— START OF Extracted entries —
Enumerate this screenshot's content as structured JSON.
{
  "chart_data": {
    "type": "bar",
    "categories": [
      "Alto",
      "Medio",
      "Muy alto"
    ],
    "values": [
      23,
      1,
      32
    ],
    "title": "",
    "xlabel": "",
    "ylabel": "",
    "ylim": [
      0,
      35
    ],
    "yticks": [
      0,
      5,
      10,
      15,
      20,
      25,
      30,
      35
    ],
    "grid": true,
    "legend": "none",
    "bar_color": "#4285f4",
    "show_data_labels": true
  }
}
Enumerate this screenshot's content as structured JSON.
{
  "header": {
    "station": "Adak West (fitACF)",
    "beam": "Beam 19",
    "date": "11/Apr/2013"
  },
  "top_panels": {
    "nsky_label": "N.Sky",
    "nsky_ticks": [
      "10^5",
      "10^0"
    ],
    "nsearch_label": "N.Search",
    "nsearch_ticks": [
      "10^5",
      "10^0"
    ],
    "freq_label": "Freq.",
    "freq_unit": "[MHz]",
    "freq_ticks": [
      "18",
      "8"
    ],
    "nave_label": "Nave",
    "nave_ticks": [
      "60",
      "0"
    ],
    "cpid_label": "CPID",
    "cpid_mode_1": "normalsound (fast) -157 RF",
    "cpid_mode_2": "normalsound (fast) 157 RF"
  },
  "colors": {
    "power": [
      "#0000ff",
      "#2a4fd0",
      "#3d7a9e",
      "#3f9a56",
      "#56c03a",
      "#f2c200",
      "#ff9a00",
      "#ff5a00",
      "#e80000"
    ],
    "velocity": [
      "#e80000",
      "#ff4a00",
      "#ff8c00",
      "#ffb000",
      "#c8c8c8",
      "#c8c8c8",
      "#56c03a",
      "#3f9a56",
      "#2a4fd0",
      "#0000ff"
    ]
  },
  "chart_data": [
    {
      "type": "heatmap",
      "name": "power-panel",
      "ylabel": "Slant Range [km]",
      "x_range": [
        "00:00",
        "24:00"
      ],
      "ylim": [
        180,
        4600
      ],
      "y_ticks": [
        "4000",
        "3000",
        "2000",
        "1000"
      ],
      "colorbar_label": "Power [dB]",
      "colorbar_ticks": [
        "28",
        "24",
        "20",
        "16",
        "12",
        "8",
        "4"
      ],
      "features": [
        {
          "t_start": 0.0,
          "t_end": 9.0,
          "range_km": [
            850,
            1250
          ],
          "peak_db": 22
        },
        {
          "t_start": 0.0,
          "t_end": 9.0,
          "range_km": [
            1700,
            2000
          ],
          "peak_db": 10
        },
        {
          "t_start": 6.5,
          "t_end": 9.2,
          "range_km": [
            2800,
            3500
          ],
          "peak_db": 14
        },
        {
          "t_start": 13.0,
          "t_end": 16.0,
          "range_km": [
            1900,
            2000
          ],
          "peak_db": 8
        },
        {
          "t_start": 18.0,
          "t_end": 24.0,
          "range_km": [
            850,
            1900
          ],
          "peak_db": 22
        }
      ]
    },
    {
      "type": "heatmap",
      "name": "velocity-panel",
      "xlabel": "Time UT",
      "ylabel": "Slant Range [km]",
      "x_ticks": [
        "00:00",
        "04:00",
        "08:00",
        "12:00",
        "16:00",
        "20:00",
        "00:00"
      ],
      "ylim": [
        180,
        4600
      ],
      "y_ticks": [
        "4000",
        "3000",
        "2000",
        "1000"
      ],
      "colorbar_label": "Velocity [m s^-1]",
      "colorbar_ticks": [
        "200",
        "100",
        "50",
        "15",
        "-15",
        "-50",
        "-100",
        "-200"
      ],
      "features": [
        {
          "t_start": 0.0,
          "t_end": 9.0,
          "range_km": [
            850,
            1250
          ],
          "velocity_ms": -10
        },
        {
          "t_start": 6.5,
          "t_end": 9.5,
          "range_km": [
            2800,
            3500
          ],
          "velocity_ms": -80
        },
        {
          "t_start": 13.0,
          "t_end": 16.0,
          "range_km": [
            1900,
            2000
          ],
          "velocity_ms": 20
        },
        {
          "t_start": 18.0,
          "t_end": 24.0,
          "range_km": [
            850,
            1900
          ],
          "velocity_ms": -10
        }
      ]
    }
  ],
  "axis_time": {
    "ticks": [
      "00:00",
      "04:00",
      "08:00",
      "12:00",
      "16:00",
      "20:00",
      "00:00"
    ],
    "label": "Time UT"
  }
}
— END OF Extracted entries —
→ **Written request**
Go through the listing above and restate it word for word.

→ **Worked answer**
Enumerate this screenshot's content as structured JSON.
{
  "chart_data": {
    "type": "bar",
    "categories": [
      "Alto",
      "Medio",
      "Muy alto"
    ],
    "values": [
      23,
      1,
      32
    ],
    "title": "",
    "xlabel": "",
    "ylabel": "",
    "ylim": [
      0,
      35
    ],
    "yticks": [
      0,
      5,
      10,
      15,
      20,
      25,
      30,
      35
    ],
    "grid": true,
    "legend": "none",
    "bar_color": "#4285f4",
    "show_data_labels": true
  }
}
Enumerate this screenshot's content as structured JSON.
{
  "header": {
    "station": "Adak West (fitACF)",
    "beam": "Beam 19",
    "date": "11/Apr/2013"
  },
  "top_panels": {
    "nsky_label": "N.Sky",
    "nsky_ticks": [
      "10^5",
      "10^0"
    ],
    "nsearch_label": "N.Search",
    "nsearch_ticks": [
      "10^5",
      "10^0"
    ],
    "freq_label": "Freq.",
    "freq_unit": "[MHz]",
    "freq_ticks": [
      "18",
      "8"
    ],
    "nave_label": "Nave",
    "nave_ticks": [
      "60",
      "0"
    ],
    "cpid_label": "CPID",
    "cpid_mode_1": "normalsound (fast) -157 RF",
    "cpid_mode_2": "normalsound (fast) 157 RF"
  },
  "colors": {
    "power": [
      "#0000ff",
      "#2a4fd0",
      "#3d7a9e",
      "#3f9a56",
      "#56c03a",
      "#f2c200",
      "#ff9a00",
      "#ff5a00",
      "#e80000"
    ],
    "velocity": [
      "#e80000",
      "#ff4a00",
      "#ff8c00",
      "#ffb000",
      "#c8c8c8",
      "#c8c8c8",
      "#56c03a",
      "#3f9a56",
      "#2a4fd0",
      "#0000ff"
    ]
  },
  "chart_data": [
    {
      "type": "heatmap",
      "name": "power-panel",
      "ylabel": "Slant Range [km]",
      "x_range": [
        "00:00",
        "24:00"
      ],
      "ylim": [
        180,
        4600
      ],
      "y_ticks": [
        "4000",
        "3000",
        "2000",
        "1000"
      ],
      "colorbar_label": "Power [dB]",
      "colorbar_ticks": [
        "28",
        "24",
        "20",
        "16",
        "12",
        "8",
        "4"
      ],
      "features": [
        {
          "t_start": 0.0,
          "t_end": 9.0,
          "range_km": [
            850,
            1250
          ],
          "peak_db": 22
        },
        {
          "t_start": 0.0,
          "t_end": 9.0,
          "range_km": [
            1700,
            2000
          ],
          "peak_db": 10
        },
        {
          "t_start": 6.5,
          "t_end": 9.2,
          "range_km": [
            2800,
            3500
          ],
          "peak_db": 14
        },
        {
          "t_start": 13.0,
          "t_end": 16.0,
          "range_km": [
            1900,
            2000
          ],
          "peak_db": 8
        },
        {
          "t_start": 18.0,
          "t_end": 24.0,
          "range_km": [
            850,
            1900
          ],
          "peak_db": 22
        }
      ]
    },
    {
      "type": "heatmap",
      "name": "velocity-panel",
      "xlabel": "Time UT",
      "ylabel": "Slant Range [km]",
      "x_ticks": [
        "00:00",
        "04:00",
        "08:00",
        "12:00",
        "16:00",
        "20:00",
        "00:00"
      ],
      "ylim": [
        180,
        4600
      ],
      "y_ticks": [
        "4000",
        "3000",
        "2000",
        "1000"
      ],
      "colorbar_label": "Velocity [m s^-1]",
      "colorbar_ticks": [
        "200",
        "100",
        "50",
        "15",
        "-15",
        "-50",
        "-100",
        "-200"
      ],
      "features": [
        {
          "t_start": 0.0,
          "t_end": 9.0,
          "range_km": [
            850,
            1250
          ],
          "velocity_ms": -10
        },
        {
          "t_start": 6.5,
          "t_end": 9.5,
          "range_km": [
            2800,
            3500
          ],
          "velocity_ms": -80
        },
        {
          "t_start": 13.0,
          "t_end": 16.0,
          "range_km": [
            1900,
            2000
          ],
          "velocity_ms": 20
        },
        {
          "t_start": 18.0,
          "t_end": 24.0,
          "range_km": [
            850,
            1900
          ],
          "velocity_ms": -10
        }
      ]
    }
  ],
  "axis_time": {
    "ticks": [
      "00:00",
      "04:00",
      "08:00",
      "12:00",
      "16:00",
      "20:00",
      "00:00"
    ],
    "label": "Time UT"
  }
}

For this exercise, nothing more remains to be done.